Bounding box entries:
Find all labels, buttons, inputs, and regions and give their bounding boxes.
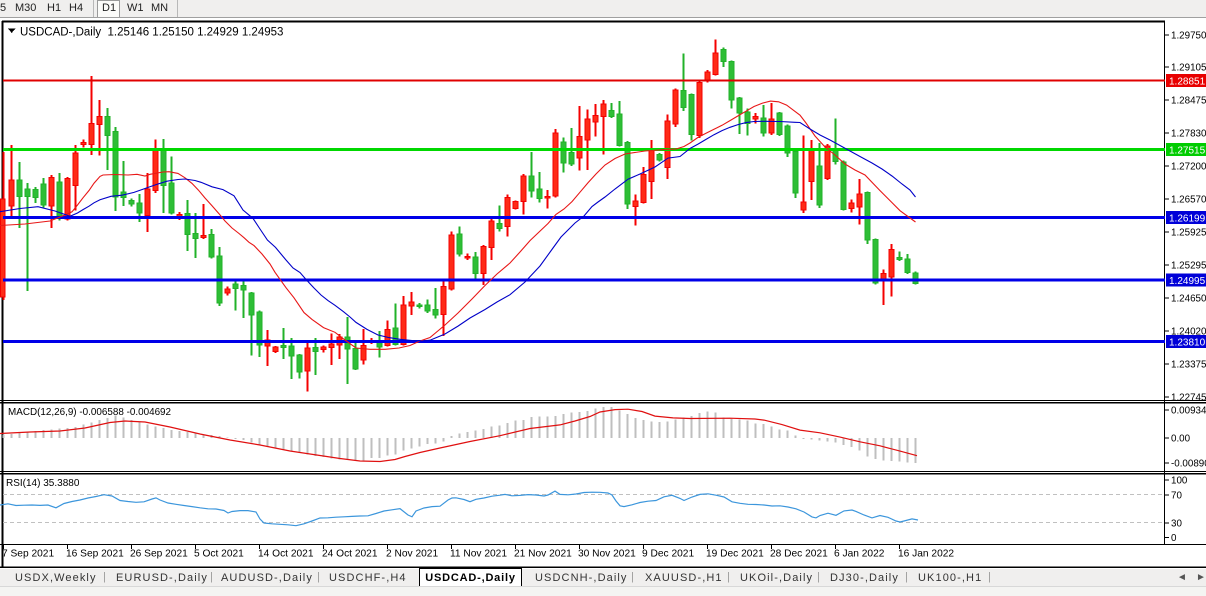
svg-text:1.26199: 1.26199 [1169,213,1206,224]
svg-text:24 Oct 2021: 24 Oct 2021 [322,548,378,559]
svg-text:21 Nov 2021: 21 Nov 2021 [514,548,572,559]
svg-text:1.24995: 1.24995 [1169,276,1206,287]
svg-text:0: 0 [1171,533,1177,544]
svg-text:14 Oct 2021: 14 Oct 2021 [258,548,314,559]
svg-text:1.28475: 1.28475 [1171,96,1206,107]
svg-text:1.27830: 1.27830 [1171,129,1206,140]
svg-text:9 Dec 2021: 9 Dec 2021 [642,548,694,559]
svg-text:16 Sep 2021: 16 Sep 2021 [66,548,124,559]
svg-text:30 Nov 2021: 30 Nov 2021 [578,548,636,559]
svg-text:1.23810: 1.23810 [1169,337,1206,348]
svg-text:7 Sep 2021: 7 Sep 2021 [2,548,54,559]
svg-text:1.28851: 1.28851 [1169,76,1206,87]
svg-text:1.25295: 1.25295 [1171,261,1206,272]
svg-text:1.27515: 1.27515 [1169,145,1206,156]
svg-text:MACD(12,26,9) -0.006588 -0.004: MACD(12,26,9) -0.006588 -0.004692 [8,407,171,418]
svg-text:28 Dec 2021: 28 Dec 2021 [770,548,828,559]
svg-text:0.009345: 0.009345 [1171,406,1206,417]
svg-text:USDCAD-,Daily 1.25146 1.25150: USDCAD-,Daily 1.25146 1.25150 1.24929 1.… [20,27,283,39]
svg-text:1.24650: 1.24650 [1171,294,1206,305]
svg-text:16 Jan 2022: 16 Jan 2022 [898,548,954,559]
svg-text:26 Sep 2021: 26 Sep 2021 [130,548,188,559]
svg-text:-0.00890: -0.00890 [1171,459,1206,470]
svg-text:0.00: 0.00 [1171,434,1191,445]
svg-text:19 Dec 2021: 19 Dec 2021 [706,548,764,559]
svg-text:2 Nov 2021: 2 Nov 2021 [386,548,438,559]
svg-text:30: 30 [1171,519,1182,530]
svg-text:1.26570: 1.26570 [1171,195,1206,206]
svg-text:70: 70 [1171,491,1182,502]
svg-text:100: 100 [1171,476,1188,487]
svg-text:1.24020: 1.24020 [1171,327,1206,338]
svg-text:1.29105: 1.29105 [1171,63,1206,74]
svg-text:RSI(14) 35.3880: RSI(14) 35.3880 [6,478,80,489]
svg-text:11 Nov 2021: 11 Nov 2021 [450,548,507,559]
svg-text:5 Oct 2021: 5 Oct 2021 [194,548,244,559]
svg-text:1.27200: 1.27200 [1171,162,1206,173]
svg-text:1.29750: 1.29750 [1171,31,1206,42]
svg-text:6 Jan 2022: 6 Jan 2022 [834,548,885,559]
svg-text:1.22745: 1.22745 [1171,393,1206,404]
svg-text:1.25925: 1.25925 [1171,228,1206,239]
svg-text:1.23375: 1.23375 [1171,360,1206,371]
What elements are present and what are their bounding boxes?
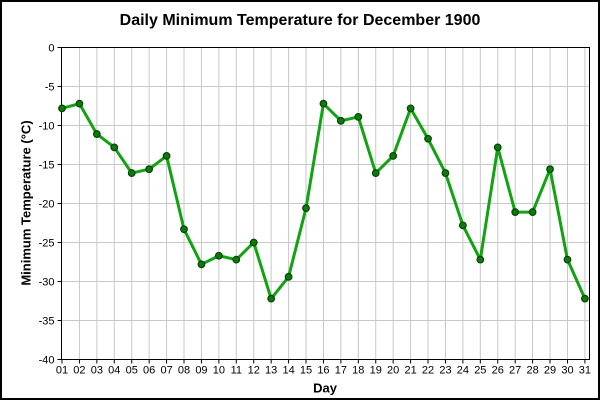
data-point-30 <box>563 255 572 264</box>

Goal:
Please reproduce all of the material above word for word, leaving out the pictures.

Reply:
Find all labels, buttons, inputs, and regions and give their bounding boxes.
svg-text:1.26199: 1.26199 [1169,213,1206,224]
svg-text:24 Oct 2021: 24 Oct 2021 [322,548,378,559]
svg-text:21 Nov 2021: 21 Nov 2021 [514,548,572,559]
svg-text:1.24995: 1.24995 [1169,276,1206,287]
svg-text:0: 0 [1171,533,1177,544]
svg-text:14 Oct 2021: 14 Oct 2021 [258,548,314,559]
svg-text:1.28475: 1.28475 [1171,96,1206,107]
svg-text:1.27830: 1.27830 [1171,129,1206,140]
svg-text:9 Dec 2021: 9 Dec 2021 [642,548,694,559]
svg-text:16 Sep 2021: 16 Sep 2021 [66,548,124,559]
svg-text:30 Nov 2021: 30 Nov 2021 [578,548,636,559]
svg-text:1.23810: 1.23810 [1169,337,1206,348]
svg-text:7 Sep 2021: 7 Sep 2021 [2,548,54,559]
svg-text:1.28851: 1.28851 [1169,76,1206,87]
svg-text:1.25295: 1.25295 [1171,261,1206,272]
svg-text:1.27515: 1.27515 [1169,145,1206,156]
svg-text:MACD(12,26,9) -0.006588 -0.004: MACD(12,26,9) -0.006588 -0.004692 [8,407,171,418]
svg-text:28 Dec 2021: 28 Dec 2021 [770,548,828,559]
svg-text:0.009345: 0.009345 [1171,406,1206,417]
svg-text:USDCAD-,Daily 1.25146 1.25150: USDCAD-,Daily 1.25146 1.25150 1.24929 1.… [20,27,283,39]
svg-text:1.24650: 1.24650 [1171,294,1206,305]
svg-text:16 Jan 2022: 16 Jan 2022 [898,548,954,559]
svg-text:26 Sep 2021: 26 Sep 2021 [130,548,188,559]
svg-text:-0.00890: -0.00890 [1171,459,1206,470]
svg-text:0.00: 0.00 [1171,434,1191,445]
svg-text:19 Dec 2021: 19 Dec 2021 [706,548,764,559]
svg-text:2 Nov 2021: 2 Nov 2021 [386,548,438,559]
svg-text:30: 30 [1171,519,1182,530]
svg-text:1.26570: 1.26570 [1171,195,1206,206]
svg-text:70: 70 [1171,491,1182,502]
svg-text:100: 100 [1171,476,1188,487]
svg-text:1.24020: 1.24020 [1171,327,1206,338]
svg-text:1.29105: 1.29105 [1171,63,1206,74]
svg-text:RSI(14) 35.3880: RSI(14) 35.3880 [6,478,80,489]
svg-text:11 Nov 2021: 11 Nov 2021 [450,548,507,559]
svg-text:5 Oct 2021: 5 Oct 2021 [194,548,244,559]
svg-text:1.27200: 1.27200 [1171,162,1206,173]
svg-text:1.29750: 1.29750 [1171,31,1206,42]
svg-text:6 Jan 2022: 6 Jan 2022 [834,548,885,559]
svg-text:1.22745: 1.22745 [1171,393,1206,404]
svg-text:1.25925: 1.25925 [1171,228,1206,239]
svg-text:1.23375: 1.23375 [1171,360,1206,371]
What elements are present and what are their bounding boxes?
data-point-30 <box>563 255 572 264</box>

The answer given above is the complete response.